Direction: Work out the number of lines with "Declination" in them. Reply with that number and no other words.

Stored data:
------------

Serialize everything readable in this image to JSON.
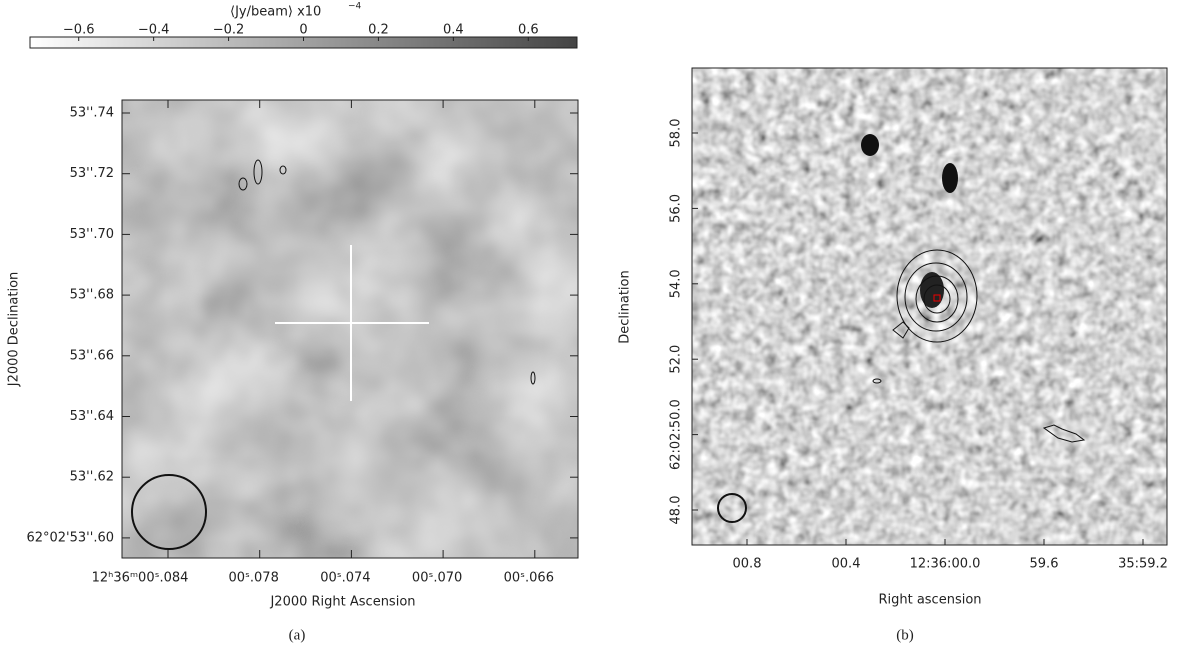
{
  "panel_a": {
    "colorbar": {
      "label": "⟨Jy/beam⟩  x10",
      "exponent": "−4",
      "lim": [
        -0.73,
        0.73
      ],
      "ticks": [
        {
          "value": -0.6,
          "label": "−0.6"
        },
        {
          "value": -0.4,
          "label": "−0.4"
        },
        {
          "value": -0.2,
          "label": "−0.2"
        },
        0,
        0.2,
        0.4,
        0.6
      ]
    },
    "yticks": [
      "53''.74",
      "53''.72",
      "53''.70",
      "53''.68",
      "53''.66",
      "53''.64",
      "53''.62",
      "62°02'53''.60"
    ],
    "xticks": [
      "12ʰ36ᵐ00ˢ.084",
      "00ˢ.078",
      "00ˢ.074",
      "00ˢ.070",
      "00ˢ.066"
    ],
    "ylabel": "J2000 Declination",
    "xlabel": "J2000 Right Ascension",
    "caption": "(a)"
  },
  "panel_b": {
    "yticks": [
      "58.0",
      "56.0",
      "54.0",
      "52.0",
      "62:02:50.0",
      "48.0"
    ],
    "xticks": [
      "00.8",
      "00.4",
      "12:36:00.0",
      "59.6",
      "35:59.2"
    ],
    "ylabel": "Declination",
    "xlabel": "Right ascension",
    "caption": "(b)"
  }
}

------------

The response: 2